-- begin Information shown --

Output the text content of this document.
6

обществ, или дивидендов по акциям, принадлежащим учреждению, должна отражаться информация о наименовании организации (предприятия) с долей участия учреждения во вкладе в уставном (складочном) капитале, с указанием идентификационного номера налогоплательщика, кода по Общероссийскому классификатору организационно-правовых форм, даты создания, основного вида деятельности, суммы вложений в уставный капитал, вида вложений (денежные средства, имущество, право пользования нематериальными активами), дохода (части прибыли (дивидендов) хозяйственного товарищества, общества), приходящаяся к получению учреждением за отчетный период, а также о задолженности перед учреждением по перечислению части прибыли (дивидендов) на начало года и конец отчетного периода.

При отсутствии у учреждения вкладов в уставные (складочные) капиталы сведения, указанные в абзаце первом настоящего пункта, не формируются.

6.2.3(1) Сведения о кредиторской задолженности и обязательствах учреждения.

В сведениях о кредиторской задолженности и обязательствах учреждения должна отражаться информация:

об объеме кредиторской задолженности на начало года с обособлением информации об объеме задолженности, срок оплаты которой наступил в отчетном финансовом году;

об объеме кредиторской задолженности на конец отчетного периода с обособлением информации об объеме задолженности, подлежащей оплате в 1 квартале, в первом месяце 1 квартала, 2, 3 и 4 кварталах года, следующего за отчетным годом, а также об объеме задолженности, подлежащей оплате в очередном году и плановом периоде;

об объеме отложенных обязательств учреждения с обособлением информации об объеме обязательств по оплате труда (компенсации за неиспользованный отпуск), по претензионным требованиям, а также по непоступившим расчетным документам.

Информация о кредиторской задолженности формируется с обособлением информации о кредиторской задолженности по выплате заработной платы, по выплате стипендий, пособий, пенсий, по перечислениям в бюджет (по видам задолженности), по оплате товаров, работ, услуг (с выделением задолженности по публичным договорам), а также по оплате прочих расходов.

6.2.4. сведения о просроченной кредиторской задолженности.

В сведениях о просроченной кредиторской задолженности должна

-- end Information shown --

◆ **What the task asks**: Reproduce the full set of records precisely.

◆ **Answer to the problem**:
Output the text content of this document.
6

обществ, или дивидендов по акциям, принадлежащим учреждению, должна отражаться информация о наименовании организации (предприятия) с долей участия учреждения во вкладе в уставном (складочном) капитале, с указанием идентификационного номера налогоплательщика, кода по Общероссийскому классификатору организационно-правовых форм, даты создания, основного вида деятельности, суммы вложений в уставный капитал, вида вложений (денежные средства, имущество, право пользования нематериальными активами), дохода (части прибыли (дивидендов) хозяйственного товарищества, общества), приходящаяся к получению учреждением за отчетный период, а также о задолженности перед учреждением по перечислению части прибыли (дивидендов) на начало года и конец отчетного периода.

При отсутствии у учреждения вкладов в уставные (складочные) капиталы сведения, указанные в абзаце первом настоящего пункта, не формируются.

6.2.3(1) Сведения о кредиторской задолженности и обязательствах учреждения.

В сведениях о кредиторской задолженности и обязательствах учреждения должна отражаться информация:

об объеме кредиторской задолженности на начало года с обособлением информации об объеме задолженности, срок оплаты которой наступил в отчетном финансовом году;

об объеме кредиторской задолженности на конец отчетного периода с обособлением информации об объеме задолженности, подлежащей оплате в 1 квартале, в первом месяце 1 квартала, 2, 3 и 4 кварталах года, следующего за отчетным годом, а также об объеме задолженности, подлежащей оплате в очередном году и плановом периоде;

об объеме отложенных обязательств учреждения с обособлением информации об объеме обязательств по оплате труда (компенсации за неиспользованный отпуск), по претензионным требованиям, а также по непоступившим расчетным документам.

Информация о кредиторской задолженности формируется с обособлением информации о кредиторской задолженности по выплате заработной платы, по выплате стипендий, пособий, пенсий, по перечислениям в бюджет (по видам задолженности), по оплате товаров, работ, услуг (с выделением задолженности по публичным договорам), а также по оплате прочих расходов.

6.2.4. сведения о просроченной кредиторской задолженности.

В сведениях о просроченной кредиторской задолженности должна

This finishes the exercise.